Your objective -> What lines of the data include the string "بمستغانم"? Copy them all.
______________________________
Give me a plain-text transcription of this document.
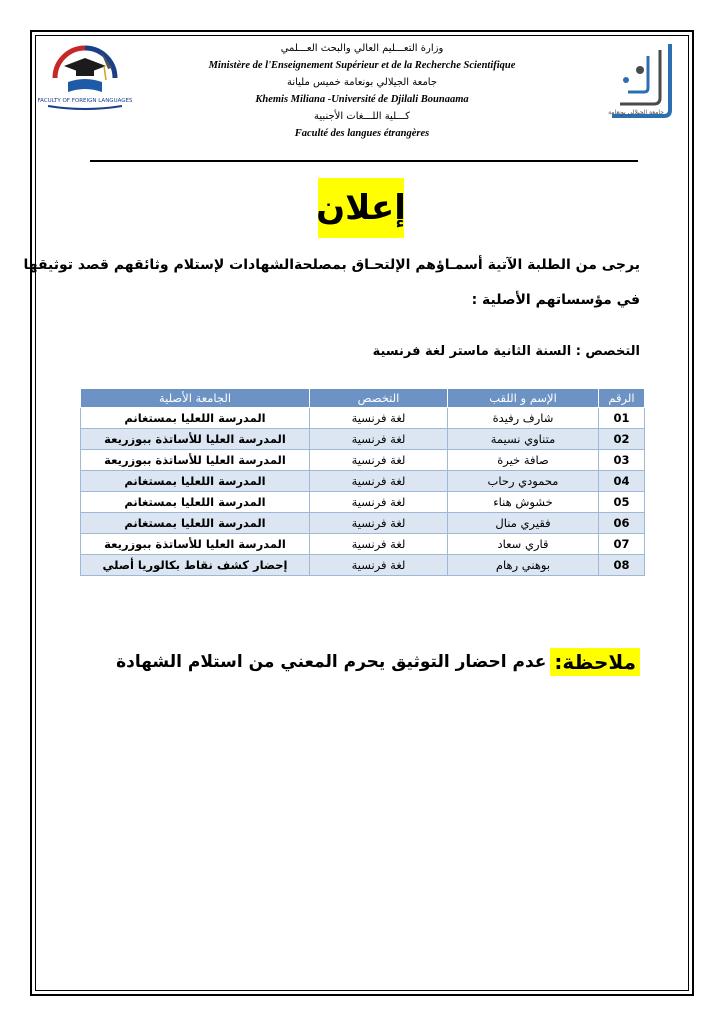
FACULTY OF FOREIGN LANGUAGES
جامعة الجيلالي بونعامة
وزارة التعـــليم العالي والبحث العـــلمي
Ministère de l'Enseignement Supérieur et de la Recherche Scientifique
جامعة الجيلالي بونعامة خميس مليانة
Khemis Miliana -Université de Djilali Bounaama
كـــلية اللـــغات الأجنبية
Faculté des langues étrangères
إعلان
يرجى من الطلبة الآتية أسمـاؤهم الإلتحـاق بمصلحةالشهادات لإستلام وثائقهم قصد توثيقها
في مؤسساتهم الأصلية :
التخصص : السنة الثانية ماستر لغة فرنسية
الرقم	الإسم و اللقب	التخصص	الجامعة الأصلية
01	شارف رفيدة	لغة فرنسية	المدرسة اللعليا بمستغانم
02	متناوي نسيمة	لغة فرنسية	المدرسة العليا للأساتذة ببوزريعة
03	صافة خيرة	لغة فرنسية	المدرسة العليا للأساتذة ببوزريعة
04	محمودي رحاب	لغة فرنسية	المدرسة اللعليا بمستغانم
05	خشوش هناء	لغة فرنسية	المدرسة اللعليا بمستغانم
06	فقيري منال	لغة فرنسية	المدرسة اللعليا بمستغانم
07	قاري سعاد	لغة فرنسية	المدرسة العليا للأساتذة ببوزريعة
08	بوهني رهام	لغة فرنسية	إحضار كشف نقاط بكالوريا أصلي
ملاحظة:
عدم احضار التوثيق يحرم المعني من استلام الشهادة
______________________________
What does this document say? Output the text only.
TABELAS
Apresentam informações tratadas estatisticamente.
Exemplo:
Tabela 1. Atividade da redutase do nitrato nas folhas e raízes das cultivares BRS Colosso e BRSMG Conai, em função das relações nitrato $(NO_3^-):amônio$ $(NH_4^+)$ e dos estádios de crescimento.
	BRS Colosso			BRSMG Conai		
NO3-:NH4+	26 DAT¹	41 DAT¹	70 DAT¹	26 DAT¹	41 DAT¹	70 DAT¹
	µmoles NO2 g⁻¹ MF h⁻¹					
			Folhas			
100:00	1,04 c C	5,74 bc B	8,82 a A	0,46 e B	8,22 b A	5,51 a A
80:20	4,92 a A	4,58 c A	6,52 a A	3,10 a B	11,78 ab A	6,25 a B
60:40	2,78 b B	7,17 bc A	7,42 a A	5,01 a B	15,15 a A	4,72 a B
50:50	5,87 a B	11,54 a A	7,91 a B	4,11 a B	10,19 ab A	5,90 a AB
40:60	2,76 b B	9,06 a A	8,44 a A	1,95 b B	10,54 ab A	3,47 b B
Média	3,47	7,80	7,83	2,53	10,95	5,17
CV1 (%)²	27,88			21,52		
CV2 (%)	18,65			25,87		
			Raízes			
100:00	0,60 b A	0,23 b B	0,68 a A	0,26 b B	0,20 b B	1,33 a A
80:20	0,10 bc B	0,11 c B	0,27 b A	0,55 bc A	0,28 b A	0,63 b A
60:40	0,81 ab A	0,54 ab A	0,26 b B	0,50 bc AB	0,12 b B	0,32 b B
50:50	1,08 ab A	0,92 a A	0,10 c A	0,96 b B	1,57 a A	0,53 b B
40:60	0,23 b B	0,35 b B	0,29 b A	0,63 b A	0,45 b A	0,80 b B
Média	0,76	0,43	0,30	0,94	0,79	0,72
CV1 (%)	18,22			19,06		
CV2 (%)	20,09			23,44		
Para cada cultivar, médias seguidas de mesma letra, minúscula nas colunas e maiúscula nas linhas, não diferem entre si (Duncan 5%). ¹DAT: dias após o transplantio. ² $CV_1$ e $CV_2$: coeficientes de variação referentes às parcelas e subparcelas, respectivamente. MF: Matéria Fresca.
______________________________
Result of this task ->
01	شارف رفيدة	لغة فرنسية	المدرسة اللعليا بمستغانم
04	محمودي رحاب	لغة فرنسية	المدرسة اللعليا بمستغانم
05	خشوش هناء	لغة فرنسية	المدرسة اللعليا بمستغانم
06	فقيري منال	لغة فرنسية	المدرسة اللعليا بمستغانم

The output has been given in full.